Reproduce each record exactly.

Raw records
— Begin —

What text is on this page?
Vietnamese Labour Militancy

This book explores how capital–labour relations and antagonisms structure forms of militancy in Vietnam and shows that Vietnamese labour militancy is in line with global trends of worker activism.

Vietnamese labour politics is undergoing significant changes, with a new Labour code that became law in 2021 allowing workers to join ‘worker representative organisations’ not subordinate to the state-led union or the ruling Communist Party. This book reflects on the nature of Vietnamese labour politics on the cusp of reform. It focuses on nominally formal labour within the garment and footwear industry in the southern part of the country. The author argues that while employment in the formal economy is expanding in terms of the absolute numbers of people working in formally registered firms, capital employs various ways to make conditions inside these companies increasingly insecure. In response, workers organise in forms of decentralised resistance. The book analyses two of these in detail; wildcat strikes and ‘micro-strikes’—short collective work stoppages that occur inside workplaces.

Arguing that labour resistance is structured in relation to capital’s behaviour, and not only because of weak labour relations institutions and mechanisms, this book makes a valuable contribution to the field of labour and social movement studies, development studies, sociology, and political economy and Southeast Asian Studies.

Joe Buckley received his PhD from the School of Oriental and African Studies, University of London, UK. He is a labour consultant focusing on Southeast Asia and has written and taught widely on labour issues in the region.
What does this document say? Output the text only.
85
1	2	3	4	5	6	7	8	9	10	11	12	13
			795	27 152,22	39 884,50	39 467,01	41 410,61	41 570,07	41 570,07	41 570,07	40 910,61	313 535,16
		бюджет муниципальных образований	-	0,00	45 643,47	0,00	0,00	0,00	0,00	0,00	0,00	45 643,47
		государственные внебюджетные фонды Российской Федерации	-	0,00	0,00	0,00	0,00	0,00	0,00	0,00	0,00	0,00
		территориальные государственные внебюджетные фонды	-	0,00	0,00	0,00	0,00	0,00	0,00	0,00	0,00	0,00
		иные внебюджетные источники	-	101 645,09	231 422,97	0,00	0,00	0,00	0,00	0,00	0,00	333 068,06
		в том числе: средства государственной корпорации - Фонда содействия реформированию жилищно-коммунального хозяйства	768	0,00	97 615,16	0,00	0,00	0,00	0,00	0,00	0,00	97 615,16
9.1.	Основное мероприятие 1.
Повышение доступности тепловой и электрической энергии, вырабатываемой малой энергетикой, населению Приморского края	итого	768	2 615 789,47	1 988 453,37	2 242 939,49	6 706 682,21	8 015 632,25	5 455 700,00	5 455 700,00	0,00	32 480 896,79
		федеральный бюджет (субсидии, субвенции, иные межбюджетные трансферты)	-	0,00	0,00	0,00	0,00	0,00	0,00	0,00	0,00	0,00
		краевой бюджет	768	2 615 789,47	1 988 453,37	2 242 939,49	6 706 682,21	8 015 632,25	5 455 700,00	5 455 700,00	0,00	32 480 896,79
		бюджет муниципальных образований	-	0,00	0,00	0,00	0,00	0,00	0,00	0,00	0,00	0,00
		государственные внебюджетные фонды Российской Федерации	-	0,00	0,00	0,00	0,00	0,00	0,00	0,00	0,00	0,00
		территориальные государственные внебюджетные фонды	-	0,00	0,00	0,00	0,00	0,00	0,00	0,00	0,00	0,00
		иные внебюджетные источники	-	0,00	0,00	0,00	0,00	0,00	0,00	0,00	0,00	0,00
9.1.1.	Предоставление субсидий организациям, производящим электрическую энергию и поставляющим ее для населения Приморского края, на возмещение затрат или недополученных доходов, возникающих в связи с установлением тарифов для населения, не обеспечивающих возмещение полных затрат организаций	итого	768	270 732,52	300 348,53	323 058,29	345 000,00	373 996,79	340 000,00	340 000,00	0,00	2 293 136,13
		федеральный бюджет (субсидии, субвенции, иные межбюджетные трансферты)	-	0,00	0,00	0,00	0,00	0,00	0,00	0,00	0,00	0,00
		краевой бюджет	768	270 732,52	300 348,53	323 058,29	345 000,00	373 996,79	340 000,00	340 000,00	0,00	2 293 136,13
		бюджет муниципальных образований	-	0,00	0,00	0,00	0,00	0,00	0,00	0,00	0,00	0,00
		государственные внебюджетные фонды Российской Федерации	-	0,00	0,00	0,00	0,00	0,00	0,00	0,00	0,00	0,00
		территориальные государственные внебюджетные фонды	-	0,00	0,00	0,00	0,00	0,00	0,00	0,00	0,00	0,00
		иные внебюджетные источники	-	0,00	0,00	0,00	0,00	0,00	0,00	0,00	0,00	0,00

— End —

- **Full output**
What text is on this page?
Vietnamese Labour Militancy

This book explores how capital–labour relations and antagonisms structure forms of militancy in Vietnam and shows that Vietnamese labour militancy is in line with global trends of worker activism.

Vietnamese labour politics is undergoing significant changes, with a new Labour code that became law in 2021 allowing workers to join ‘worker representative organisations’ not subordinate to the state-led union or the ruling Communist Party. This book reflects on the nature of Vietnamese labour politics on the cusp of reform. It focuses on nominally formal labour within the garment and footwear industry in the southern part of the country. The author argues that while employment in the formal economy is expanding in terms of the absolute numbers of people working in formally registered firms, capital employs various ways to make conditions inside these companies increasingly insecure. In response, workers organise in forms of decentralised resistance. The book analyses two of these in detail; wildcat strikes and ‘micro-strikes’—short collective work stoppages that occur inside workplaces.

Arguing that labour resistance is structured in relation to capital’s behaviour, and not only because of weak labour relations institutions and mechanisms, this book makes a valuable contribution to the field of labour and social movement studies, development studies, sociology, and political economy and Southeast Asian Studies.

Joe Buckley received his PhD from the School of Oriental and African Studies, University of London, UK. He is a labour consultant focusing on Southeast Asia and has written and taught widely on labour issues in the region.
What does this document say? Output the text only.
85
1	2	3	4	5	6	7	8	9	10	11	12	13
			795	27 152,22	39 884,50	39 467,01	41 410,61	41 570,07	41 570,07	41 570,07	40 910,61	313 535,16
		бюджет муниципальных образований	-	0,00	45 643,47	0,00	0,00	0,00	0,00	0,00	0,00	45 643,47
		государственные внебюджетные фонды Российской Федерации	-	0,00	0,00	0,00	0,00	0,00	0,00	0,00	0,00	0,00
		территориальные государственные внебюджетные фонды	-	0,00	0,00	0,00	0,00	0,00	0,00	0,00	0,00	0,00
		иные внебюджетные источники	-	101 645,09	231 422,97	0,00	0,00	0,00	0,00	0,00	0,00	333 068,06
		в том числе: средства государственной корпорации - Фонда содействия реформированию жилищно-коммунального хозяйства	768	0,00	97 615,16	0,00	0,00	0,00	0,00	0,00	0,00	97 615,16
9.1.	Основное мероприятие 1.
Повышение доступности тепловой и электрической энергии, вырабатываемой малой энергетикой, населению Приморского края	итого	768	2 615 789,47	1 988 453,37	2 242 939,49	6 706 682,21	8 015 632,25	5 455 700,00	5 455 700,00	0,00	32 480 896,79
		федеральный бюджет (субсидии, субвенции, иные межбюджетные трансферты)	-	0,00	0,00	0,00	0,00	0,00	0,00	0,00	0,00	0,00
		краевой бюджет	768	2 615 789,47	1 988 453,37	2 242 939,49	6 706 682,21	8 015 632,25	5 455 700,00	5 455 700,00	0,00	32 480 896,79
		бюджет муниципальных образований	-	0,00	0,00	0,00	0,00	0,00	0,00	0,00	0,00	0,00
		государственные внебюджетные фонды Российской Федерации	-	0,00	0,00	0,00	0,00	0,00	0,00	0,00	0,00	0,00
		территориальные государственные внебюджетные фонды	-	0,00	0,00	0,00	0,00	0,00	0,00	0,00	0,00	0,00
		иные внебюджетные источники	-	0,00	0,00	0,00	0,00	0,00	0,00	0,00	0,00	0,00
9.1.1.	Предоставление субсидий организациям, производящим электрическую энергию и поставляющим ее для населения Приморского края, на возмещение затрат или недополученных доходов, возникающих в связи с установлением тарифов для населения, не обеспечивающих возмещение полных затрат организаций	итого	768	270 732,52	300 348,53	323 058,29	345 000,00	373 996,79	340 000,00	340 000,00	0,00	2 293 136,13
		федеральный бюджет (субсидии, субвенции, иные межбюджетные трансферты)	-	0,00	0,00	0,00	0,00	0,00	0,00	0,00	0,00	0,00
		краевой бюджет	768	270 732,52	300 348,53	323 058,29	345 000,00	373 996,79	340 000,00	340 000,00	0,00	2 293 136,13
		бюджет муниципальных образований	-	0,00	0,00	0,00	0,00	0,00	0,00	0,00	0,00	0,00
		государственные внебюджетные фонды Российской Федерации	-	0,00	0,00	0,00	0,00	0,00	0,00	0,00	0,00	0,00
		территориальные государственные внебюджетные фонды	-	0,00	0,00	0,00	0,00	0,00	0,00	0,00	0,00	0,00
		иные внебюджетные источники	-	0,00	0,00	0,00	0,00	0,00	0,00	0,00	0,00	0,00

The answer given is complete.